Job
Scan the data beneath this task and copy each line that includes "name".

Items from a figure collection:
[BEGIN]
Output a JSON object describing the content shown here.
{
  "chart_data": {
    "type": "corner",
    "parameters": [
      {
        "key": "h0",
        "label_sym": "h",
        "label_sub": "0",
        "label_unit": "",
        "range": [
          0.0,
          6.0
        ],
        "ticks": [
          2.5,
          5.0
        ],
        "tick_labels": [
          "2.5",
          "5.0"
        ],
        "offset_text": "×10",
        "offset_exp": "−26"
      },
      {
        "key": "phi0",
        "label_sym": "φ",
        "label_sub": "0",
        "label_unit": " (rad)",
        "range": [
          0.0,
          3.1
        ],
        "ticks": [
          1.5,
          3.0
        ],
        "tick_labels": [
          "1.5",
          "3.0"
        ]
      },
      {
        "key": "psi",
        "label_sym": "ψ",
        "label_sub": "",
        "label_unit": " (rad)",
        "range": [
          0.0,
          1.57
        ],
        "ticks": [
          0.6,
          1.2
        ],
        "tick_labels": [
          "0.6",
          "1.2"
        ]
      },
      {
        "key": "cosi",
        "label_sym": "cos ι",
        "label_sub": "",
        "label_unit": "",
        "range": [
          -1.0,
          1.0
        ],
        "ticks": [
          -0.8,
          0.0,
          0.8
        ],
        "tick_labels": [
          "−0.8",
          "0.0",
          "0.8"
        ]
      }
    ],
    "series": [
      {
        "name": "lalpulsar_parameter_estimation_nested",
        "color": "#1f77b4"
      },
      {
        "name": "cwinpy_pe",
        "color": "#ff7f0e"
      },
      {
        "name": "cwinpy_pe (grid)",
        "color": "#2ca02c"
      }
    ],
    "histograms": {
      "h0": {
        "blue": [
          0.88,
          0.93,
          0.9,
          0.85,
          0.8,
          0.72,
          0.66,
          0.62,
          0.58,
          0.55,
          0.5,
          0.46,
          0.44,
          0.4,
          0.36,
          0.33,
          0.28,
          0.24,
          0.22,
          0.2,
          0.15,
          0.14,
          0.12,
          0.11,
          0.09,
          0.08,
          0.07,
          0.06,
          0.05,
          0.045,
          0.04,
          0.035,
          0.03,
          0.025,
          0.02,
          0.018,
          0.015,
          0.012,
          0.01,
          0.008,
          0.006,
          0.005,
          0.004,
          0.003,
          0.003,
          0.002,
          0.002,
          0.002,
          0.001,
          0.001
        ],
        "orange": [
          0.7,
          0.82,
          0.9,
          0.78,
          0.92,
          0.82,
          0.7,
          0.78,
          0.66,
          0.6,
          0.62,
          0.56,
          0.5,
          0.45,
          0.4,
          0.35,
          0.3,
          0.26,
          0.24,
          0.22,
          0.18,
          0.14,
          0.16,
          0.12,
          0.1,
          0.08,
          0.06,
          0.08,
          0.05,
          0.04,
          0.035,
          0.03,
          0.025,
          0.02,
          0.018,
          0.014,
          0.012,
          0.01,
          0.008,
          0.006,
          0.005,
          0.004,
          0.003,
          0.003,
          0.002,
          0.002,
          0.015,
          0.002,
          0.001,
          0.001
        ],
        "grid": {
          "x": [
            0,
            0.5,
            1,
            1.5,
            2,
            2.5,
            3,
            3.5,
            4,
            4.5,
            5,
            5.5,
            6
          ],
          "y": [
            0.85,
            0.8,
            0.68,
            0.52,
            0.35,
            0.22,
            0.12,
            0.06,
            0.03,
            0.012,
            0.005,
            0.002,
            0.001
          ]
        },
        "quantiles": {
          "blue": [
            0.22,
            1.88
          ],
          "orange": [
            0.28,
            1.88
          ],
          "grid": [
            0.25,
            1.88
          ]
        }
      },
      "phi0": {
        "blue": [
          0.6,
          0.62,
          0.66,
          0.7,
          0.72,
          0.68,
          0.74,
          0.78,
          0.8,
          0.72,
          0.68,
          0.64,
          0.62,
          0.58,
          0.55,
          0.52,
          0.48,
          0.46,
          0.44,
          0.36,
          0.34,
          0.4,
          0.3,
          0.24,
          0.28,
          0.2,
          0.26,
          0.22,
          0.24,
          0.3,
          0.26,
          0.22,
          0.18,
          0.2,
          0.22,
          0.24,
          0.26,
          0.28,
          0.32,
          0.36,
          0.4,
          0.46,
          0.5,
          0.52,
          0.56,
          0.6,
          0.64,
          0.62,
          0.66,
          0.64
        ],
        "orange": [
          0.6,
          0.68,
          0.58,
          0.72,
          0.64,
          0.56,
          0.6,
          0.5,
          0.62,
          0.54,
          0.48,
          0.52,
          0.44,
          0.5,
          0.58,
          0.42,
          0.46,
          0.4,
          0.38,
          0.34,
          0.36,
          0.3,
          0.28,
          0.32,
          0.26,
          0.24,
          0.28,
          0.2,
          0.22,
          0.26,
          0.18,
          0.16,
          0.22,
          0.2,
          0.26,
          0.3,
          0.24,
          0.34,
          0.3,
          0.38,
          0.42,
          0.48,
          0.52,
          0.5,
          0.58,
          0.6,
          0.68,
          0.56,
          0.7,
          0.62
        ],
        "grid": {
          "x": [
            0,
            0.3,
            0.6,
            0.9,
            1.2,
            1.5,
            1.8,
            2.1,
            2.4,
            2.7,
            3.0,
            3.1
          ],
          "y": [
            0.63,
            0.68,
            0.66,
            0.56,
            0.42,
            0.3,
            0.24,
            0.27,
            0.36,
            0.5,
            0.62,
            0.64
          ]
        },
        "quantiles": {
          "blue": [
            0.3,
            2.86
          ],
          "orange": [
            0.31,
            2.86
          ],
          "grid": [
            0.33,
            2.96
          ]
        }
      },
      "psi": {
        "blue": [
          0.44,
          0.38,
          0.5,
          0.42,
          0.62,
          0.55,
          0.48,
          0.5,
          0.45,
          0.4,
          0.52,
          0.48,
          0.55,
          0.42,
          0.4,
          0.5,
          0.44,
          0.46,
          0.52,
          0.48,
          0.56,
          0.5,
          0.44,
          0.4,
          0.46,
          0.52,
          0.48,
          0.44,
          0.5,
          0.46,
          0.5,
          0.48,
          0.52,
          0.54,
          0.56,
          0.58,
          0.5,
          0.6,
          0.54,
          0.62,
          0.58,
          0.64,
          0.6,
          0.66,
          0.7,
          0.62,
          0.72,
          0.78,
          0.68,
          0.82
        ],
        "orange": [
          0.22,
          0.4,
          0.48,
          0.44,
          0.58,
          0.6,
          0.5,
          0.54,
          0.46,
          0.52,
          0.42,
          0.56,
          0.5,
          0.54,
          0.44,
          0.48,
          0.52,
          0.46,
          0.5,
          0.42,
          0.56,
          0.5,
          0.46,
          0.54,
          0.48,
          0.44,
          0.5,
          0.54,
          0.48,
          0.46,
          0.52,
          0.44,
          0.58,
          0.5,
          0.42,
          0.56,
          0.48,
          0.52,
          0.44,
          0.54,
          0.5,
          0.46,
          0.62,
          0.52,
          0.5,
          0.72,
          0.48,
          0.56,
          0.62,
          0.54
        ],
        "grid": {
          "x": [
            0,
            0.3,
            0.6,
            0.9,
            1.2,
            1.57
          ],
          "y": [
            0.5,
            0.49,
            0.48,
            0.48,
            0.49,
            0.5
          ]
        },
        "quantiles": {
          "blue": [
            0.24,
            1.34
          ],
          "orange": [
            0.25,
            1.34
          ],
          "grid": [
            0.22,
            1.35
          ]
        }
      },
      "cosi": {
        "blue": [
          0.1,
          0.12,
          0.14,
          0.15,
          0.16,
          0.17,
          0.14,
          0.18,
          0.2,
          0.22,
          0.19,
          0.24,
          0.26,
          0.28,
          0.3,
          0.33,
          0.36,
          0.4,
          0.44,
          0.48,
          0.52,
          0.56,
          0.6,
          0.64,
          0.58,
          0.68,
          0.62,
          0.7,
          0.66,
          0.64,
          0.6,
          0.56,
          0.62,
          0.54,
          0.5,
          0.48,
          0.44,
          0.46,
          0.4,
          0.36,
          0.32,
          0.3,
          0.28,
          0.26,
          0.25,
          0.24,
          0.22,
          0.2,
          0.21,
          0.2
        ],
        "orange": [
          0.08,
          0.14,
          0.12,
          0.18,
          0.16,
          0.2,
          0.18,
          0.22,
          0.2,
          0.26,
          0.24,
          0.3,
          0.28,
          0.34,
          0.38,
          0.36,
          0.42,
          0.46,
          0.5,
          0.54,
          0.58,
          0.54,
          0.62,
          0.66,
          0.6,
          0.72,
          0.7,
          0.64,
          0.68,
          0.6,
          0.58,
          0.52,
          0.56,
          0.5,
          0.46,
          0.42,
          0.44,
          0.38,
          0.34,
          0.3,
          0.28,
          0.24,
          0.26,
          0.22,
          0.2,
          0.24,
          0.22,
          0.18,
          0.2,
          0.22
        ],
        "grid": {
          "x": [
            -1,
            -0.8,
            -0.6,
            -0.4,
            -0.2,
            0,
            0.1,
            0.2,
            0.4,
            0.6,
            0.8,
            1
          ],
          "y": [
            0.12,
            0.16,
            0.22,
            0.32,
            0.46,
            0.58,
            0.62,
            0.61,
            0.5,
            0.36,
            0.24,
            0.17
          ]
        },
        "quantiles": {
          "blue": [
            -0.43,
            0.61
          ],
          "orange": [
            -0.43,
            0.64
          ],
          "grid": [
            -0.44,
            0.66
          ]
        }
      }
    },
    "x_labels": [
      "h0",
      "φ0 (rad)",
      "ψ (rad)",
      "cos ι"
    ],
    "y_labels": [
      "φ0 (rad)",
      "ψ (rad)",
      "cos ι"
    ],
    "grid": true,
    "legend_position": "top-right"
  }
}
[END]
Output
        "name": "lalpulsar_parameter_estimation_nested",
        "name": "cwinpy_pe",
        "name": "cwinpy_pe (grid)",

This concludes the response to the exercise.